* **Exercise brief**:
Copy out the full listing below word for word, leaving out the pictures.

* **Extracted material**:
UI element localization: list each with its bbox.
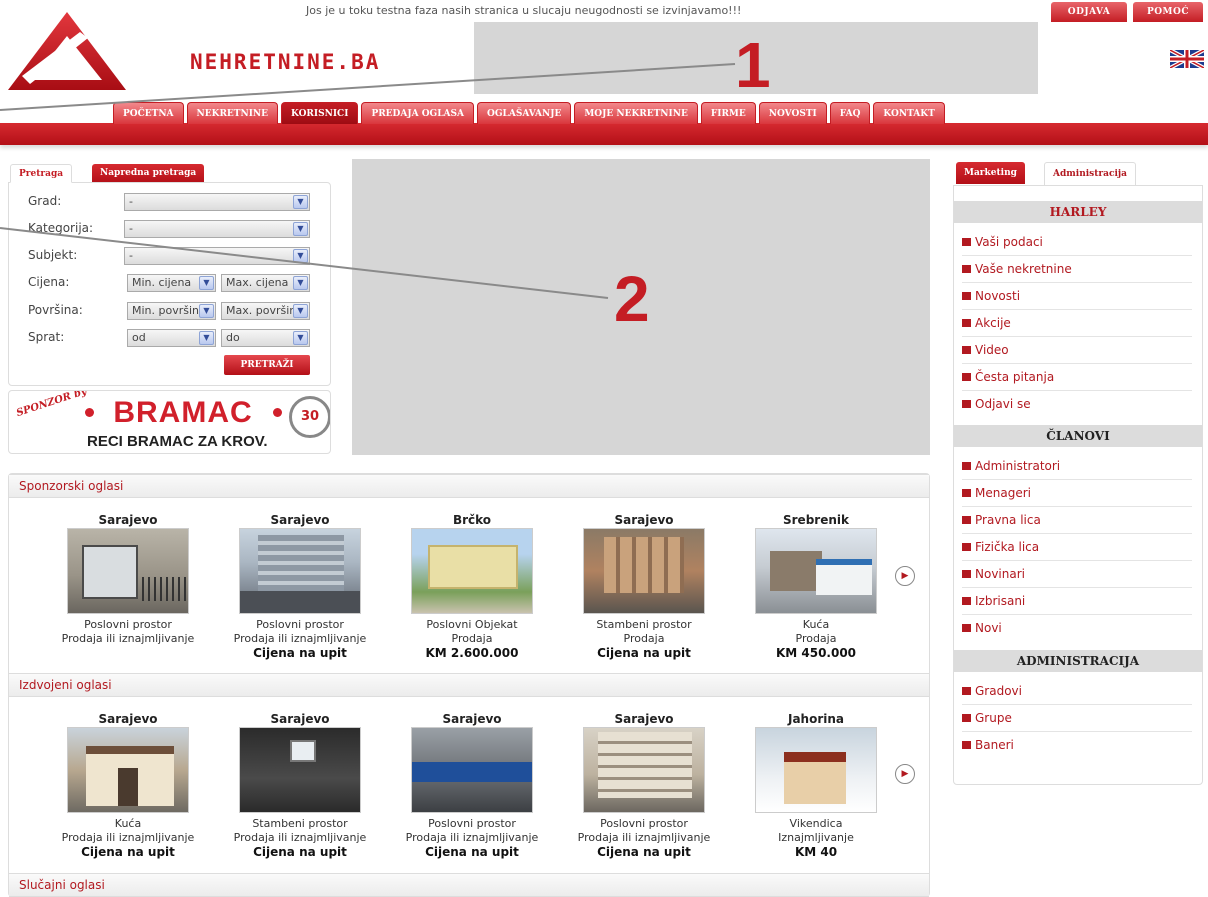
annotation-number: 2 <box>614 263 650 335</box>
annotation-number: 1 <box>735 29 771 101</box>
tab-basic-search[interactable]: Pretraga <box>10 164 73 183</box>
annotation-lines <box>0 63 736 299</box>
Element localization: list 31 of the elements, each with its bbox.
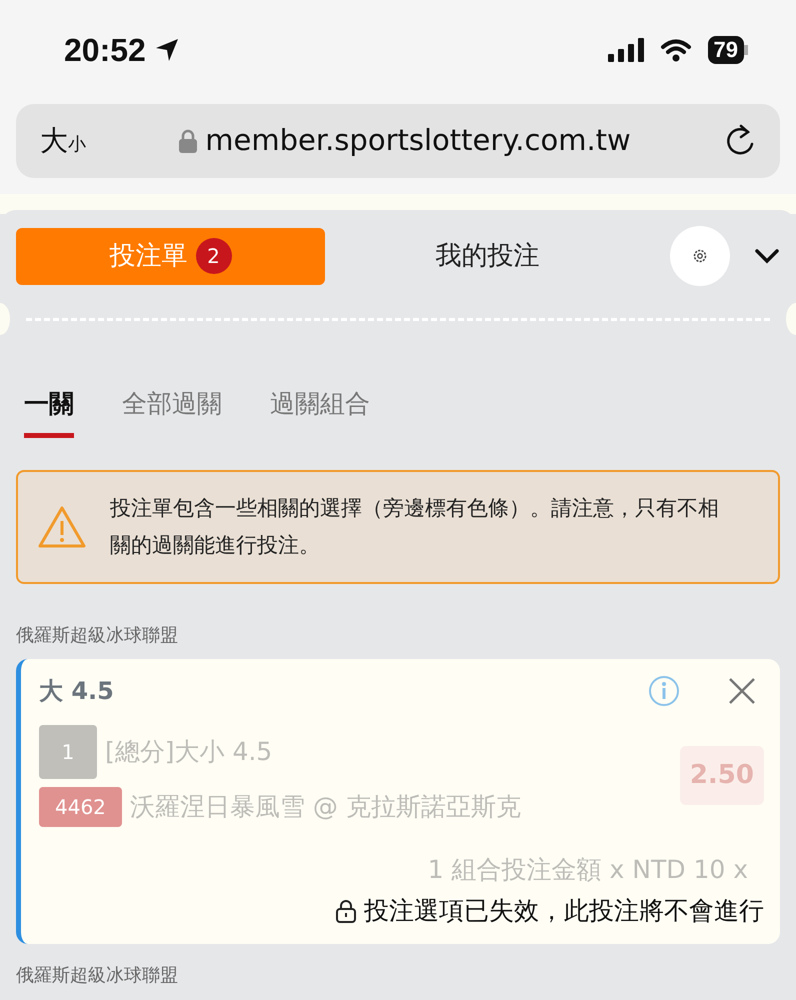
warning-text: 投注單包含一些相關的選擇（旁邊標有色條）。請注意，只有不相關的過關能進行投注。: [110, 494, 720, 558]
bet-type-tab[interactable]: 全部過關: [122, 385, 222, 438]
line-badge: 1: [39, 724, 97, 778]
suspended-notice: 投注選項已失效，此投注將不會進行: [364, 895, 764, 927]
league-name: 俄羅斯超級冰球聯盟: [15, 624, 179, 648]
url-text[interactable]: member.sportslottery.com.tw: [205, 119, 631, 163]
lock-icon: [179, 129, 198, 153]
bet-type-tab[interactable]: 一關: [24, 385, 74, 438]
close-icon[interactable]: [728, 676, 756, 704]
count-badge: 2: [196, 238, 232, 274]
location-arrow-icon: [154, 37, 180, 63]
collapse-chevron-icon[interactable]: [754, 248, 780, 264]
warning-icon: [38, 504, 86, 548]
clock-time: 20:52: [64, 32, 146, 68]
battery-tip-icon: [744, 45, 748, 55]
stake-text: 1 組合投注金額 x NTD 10 x: [426, 854, 749, 886]
selection-title: 大 4.5: [39, 676, 115, 706]
bet-type-tab[interactable]: 過關組合: [270, 385, 370, 438]
line-badge: 4462: [39, 786, 122, 826]
selection-text: [總分]大小 4.5: [105, 736, 272, 768]
header-tab[interactable]: 我的投注: [333, 228, 642, 284]
battery-level: 79: [708, 36, 744, 64]
text-size-button[interactable]: 大小: [40, 120, 86, 162]
signal-icon: [608, 38, 644, 62]
settings-icon: [691, 247, 709, 265]
header-tab[interactable]: 投注單 2: [16, 228, 325, 284]
odds-value: 2.50: [680, 746, 764, 805]
league-name: 俄羅斯超級冰球聯盟: [15, 964, 179, 988]
selection-text: 沃羅涅日暴風雪 @ 克拉斯諾亞斯克: [130, 790, 521, 823]
lock-icon: [336, 898, 356, 923]
wifi-icon: [660, 38, 692, 62]
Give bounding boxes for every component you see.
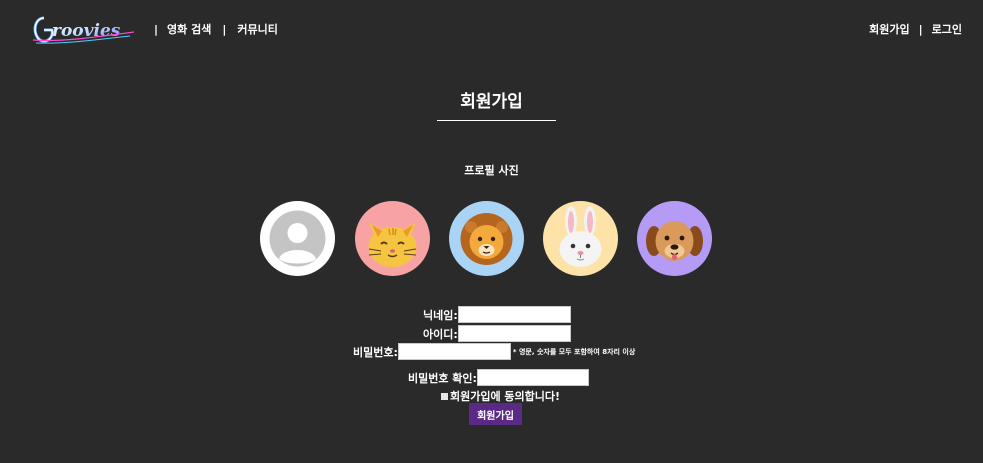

* **Task result**:
UI element localization: list each with its bbox.
annotation-number: 2 <box>614 263 650 335</box>
annotation-number: 1 <box>735 29 771 101</box>
tab-basic-search[interactable]: Pretraga <box>10 164 73 183</box>
annotation-lines <box>0 63 736 299</box>
Element localization: list 31 of the elements, each with its bbox.
warning-text: 投注單包含一些相關的選擇（旁邊標有色條）。請注意，只有不相關的過關能進行投注。: [110, 494, 720, 558]
bet-type-tab[interactable]: 全部過關: [122, 385, 222, 438]
line-badge: 1: [39, 724, 97, 778]
suspended-notice: 投注選項已失效，此投注將不會進行: [364, 895, 764, 927]
league-name: 俄羅斯超級冰球聯盟: [15, 624, 179, 648]
url-text[interactable]: member.sportslottery.com.tw: [205, 119, 631, 163]
lock-icon: [179, 129, 198, 153]
bet-type-tab[interactable]: 一關: [24, 385, 74, 438]
close-icon[interactable]: [728, 676, 756, 704]
count-badge: 2: [196, 238, 232, 274]
location-arrow-icon: [154, 37, 180, 63]
collapse-chevron-icon[interactable]: [754, 248, 780, 264]
warning-icon: [38, 504, 86, 548]
clock-time: 20:52: [64, 32, 146, 68]
battery-tip-icon: [744, 45, 748, 55]
stake-text: 1 組合投注金額 x NTD 10 x: [426, 854, 749, 886]
selection-title: 大 4.5: [39, 676, 115, 706]
bet-type-tab[interactable]: 過關組合: [270, 385, 370, 438]
line-badge: 4462: [39, 786, 122, 826]
selection-text: [總分]大小 4.5: [105, 736, 272, 768]
header-tab[interactable]: 我的投注: [333, 228, 642, 284]
battery-level: 79: [708, 36, 744, 64]
text-size-button[interactable]: 大小: [40, 120, 86, 162]
signal-icon: [608, 38, 644, 62]
settings-icon: [691, 247, 709, 265]
header-tab[interactable]: 投注單 2: [16, 228, 325, 284]
odds-value: 2.50: [680, 746, 764, 805]
league-name: 俄羅斯超級冰球聯盟: [15, 964, 179, 988]
selection-text: 沃羅涅日暴風雪 @ 克拉斯諾亞斯克: [130, 790, 521, 823]
lock-icon: [336, 898, 356, 923]
wifi-icon: [660, 38, 692, 62]
Give bounding boxes for every component you see.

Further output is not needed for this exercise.